### EXERCISE INSTRUCTIONS
Print all the entries verbatim.

*** TASK DATA ***

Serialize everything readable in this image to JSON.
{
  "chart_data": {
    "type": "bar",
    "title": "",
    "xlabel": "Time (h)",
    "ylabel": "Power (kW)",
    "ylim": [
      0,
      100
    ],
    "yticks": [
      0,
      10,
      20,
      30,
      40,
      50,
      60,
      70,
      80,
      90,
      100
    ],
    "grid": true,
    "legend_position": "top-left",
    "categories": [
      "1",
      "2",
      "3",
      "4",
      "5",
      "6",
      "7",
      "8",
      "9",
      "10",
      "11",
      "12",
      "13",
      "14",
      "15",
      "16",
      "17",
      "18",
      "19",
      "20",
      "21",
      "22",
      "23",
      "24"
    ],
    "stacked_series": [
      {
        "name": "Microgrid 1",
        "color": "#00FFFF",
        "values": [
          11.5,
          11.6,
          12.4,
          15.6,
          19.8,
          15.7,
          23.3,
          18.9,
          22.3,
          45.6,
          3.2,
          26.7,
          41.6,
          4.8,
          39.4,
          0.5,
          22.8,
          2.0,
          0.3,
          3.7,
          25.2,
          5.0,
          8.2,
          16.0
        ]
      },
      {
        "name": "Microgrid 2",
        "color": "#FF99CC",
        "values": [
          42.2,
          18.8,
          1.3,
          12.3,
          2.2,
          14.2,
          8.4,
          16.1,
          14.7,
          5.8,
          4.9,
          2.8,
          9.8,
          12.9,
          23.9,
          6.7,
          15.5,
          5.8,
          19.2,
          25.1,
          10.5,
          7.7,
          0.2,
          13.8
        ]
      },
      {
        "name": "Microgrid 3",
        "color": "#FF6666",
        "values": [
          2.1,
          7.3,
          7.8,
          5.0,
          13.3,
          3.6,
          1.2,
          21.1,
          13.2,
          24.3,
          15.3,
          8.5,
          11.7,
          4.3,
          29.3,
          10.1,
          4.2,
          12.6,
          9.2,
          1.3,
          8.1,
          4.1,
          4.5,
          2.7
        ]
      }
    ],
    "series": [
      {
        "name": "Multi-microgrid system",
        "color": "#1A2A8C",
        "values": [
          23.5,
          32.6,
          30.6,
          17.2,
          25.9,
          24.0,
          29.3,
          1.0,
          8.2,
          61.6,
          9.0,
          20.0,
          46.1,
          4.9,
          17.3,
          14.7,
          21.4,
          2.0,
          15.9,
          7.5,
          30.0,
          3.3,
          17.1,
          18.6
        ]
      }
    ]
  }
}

***

### TASK SOLUTION
Serialize everything readable in this image to JSON.
{
  "chart_data": {
    "type": "bar",
    "title": "",
    "xlabel": "Time (h)",
    "ylabel": "Power (kW)",
    "ylim": [
      0,
      100
    ],
    "yticks": [
      0,
      10,
      20,
      30,
      40,
      50,
      60,
      70,
      80,
      90,
      100
    ],
    "grid": true,
    "legend_position": "top-left",
    "categories": [
      "1",
      "2",
      "3",
      "4",
      "5",
      "6",
      "7",
      "8",
      "9",
      "10",
      "11",
      "12",
      "13",
      "14",
      "15",
      "16",
      "17",
      "18",
      "19",
      "20",
      "21",
      "22",
      "23",
      "24"
    ],
    "stacked_series": [
      {
        "name": "Microgrid 1",
        "color": "#00FFFF",
        "values": [
          11.5,
          11.6,
          12.4,
          15.6,
          19.8,
          15.7,
          23.3,
          18.9,
          22.3,
          45.6,
          3.2,
          26.7,
          41.6,
          4.8,
          39.4,
          0.5,
          22.8,
          2.0,
          0.3,
          3.7,
          25.2,
          5.0,
          8.2,
          16.0
        ]
      },
      {
        "name": "Microgrid 2",
        "color": "#FF99CC",
        "values": [
          42.2,
          18.8,
          1.3,
          12.3,
          2.2,
          14.2,
          8.4,
          16.1,
          14.7,
          5.8,
          4.9,
          2.8,
          9.8,
          12.9,
          23.9,
          6.7,
          15.5,
          5.8,
          19.2,
          25.1,
          10.5,
          7.7,
          0.2,
          13.8
        ]
      },
      {
        "name": "Microgrid 3",
        "color": "#FF6666",
        "values": [
          2.1,
          7.3,
          7.8,
          5.0,
          13.3,
          3.6,
          1.2,
          21.1,
          13.2,
          24.3,
          15.3,
          8.5,
          11.7,
          4.3,
          29.3,
          10.1,
          4.2,
          12.6,
          9.2,
          1.3,
          8.1,
          4.1,
          4.5,
          2.7
        ]
      }
    ],
    "series": [
      {
        "name": "Multi-microgrid system",
        "color": "#1A2A8C",
        "values": [
          23.5,
          32.6,
          30.6,
          17.2,
          25.9,
          24.0,
          29.3,
          1.0,
          8.2,
          61.6,
          9.0,
          20.0,
          46.1,
          4.9,
          17.3,
          14.7,
          21.4,
          2.0,
          15.9,
          7.5,
          30.0,
          3.3,
          17.1,
          18.6
        ]
      }
    ]
  }
}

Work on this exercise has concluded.